§ Aim of the task: Please answer from the passage on the Sunway SW26010 Pro: what does each core group (CG) consist of?

§ Provided passage:
== Segment start ==

Sunway SW26010 Pro Marks a Milestone in Domestic Innovation

NEWS  Computer  November 26, 2023  Reading time: 2 Minute(s)

mdo Max (RS editor)

China has unleashed its latest marvel in the world of supercomputing, introducing a powerhouse processor boasting 384 cores and an astounding capability of over 13 trillion floating-point operations per second (TFLOPS).

The Sunway SW26010 Pro CPU, a domestically developed chip, marks a significant stride in China's quest to bolster its supercomputing prowess while minimizing dependence on foreign technology. Nevertheless, experts caution that the processor grapples with challenges in cache and memory performance.

Sunway SW26010 Pro Takes Center Stage

Revealed at the SC23 conference by the National Supercomputing Center in Wuxi, the Sunway SW26010 Pro CPU's architecture and design were brought into focus. According to insights from Chips and Cheese, the CPU adopts a proprietary 64-bit RISC instruction set, featuring six core groups (CG) and a protocol processing unit (PPU). Each CG consists of 64 compute processing elements (CPEs) and one management processing element (MPE).

SW26010 384 core CPU


The CPEs are equipped with a 512-bit vector engine and a 256 KB scratchpad cache, while the MPEs boast a scalar engine and a 256 KB L2 cache. Additionally, each CG includes a 128-bit DDR4-3200 memory interface and 16 GB of DDR4 memory.

== Segment end ==

§ Study material:

== Segment start ==

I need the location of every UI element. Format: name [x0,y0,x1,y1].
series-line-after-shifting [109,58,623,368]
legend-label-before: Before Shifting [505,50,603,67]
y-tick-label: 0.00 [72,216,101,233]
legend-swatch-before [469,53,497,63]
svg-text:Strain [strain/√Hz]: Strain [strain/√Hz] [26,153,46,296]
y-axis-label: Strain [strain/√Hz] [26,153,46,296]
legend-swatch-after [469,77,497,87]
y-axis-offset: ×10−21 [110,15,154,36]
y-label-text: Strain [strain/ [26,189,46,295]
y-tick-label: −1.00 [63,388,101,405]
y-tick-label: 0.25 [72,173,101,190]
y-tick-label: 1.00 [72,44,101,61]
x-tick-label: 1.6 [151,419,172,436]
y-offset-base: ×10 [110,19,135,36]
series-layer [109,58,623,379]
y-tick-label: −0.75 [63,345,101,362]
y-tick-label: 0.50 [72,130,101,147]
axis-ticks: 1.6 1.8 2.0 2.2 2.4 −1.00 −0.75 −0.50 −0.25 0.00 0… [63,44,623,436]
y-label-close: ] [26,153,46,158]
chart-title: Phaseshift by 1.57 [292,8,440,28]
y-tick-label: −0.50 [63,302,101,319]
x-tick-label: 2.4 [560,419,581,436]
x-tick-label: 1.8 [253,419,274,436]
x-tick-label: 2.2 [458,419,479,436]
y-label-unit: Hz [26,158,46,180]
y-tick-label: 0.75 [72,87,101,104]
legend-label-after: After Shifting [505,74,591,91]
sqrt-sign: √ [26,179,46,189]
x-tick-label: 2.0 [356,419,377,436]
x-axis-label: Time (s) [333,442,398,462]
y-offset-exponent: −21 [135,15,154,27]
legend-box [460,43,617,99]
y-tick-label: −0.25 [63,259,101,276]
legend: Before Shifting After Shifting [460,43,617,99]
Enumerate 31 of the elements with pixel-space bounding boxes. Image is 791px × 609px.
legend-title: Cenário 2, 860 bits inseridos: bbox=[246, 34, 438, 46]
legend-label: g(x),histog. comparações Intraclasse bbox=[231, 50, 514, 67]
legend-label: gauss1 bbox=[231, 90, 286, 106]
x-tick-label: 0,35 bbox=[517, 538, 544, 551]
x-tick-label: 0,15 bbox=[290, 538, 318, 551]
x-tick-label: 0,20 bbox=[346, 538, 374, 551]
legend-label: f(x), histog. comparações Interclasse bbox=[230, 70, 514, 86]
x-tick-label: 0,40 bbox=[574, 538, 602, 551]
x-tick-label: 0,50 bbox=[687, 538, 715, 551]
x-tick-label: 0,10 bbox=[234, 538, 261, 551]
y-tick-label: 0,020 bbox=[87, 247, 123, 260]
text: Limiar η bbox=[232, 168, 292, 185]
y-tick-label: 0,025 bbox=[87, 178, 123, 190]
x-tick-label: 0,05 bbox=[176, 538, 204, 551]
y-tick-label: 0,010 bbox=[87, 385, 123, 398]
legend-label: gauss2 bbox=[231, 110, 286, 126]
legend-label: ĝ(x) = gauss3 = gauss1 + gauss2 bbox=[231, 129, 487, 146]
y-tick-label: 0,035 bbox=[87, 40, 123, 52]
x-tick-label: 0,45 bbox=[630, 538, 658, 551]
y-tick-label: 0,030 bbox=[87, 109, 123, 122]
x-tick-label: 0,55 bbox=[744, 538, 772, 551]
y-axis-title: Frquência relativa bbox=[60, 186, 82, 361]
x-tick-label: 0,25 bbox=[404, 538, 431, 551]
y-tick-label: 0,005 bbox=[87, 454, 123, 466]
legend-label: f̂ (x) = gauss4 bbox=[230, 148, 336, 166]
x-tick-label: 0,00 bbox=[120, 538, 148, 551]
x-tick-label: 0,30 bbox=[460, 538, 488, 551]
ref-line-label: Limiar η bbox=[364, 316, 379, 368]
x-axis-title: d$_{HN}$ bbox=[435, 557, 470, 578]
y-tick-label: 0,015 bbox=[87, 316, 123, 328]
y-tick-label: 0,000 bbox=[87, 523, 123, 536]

== Segment end ==

§ Problem solution: Each core group consists of 64 compute processing elements (CPEs) and one management processing element (MPE).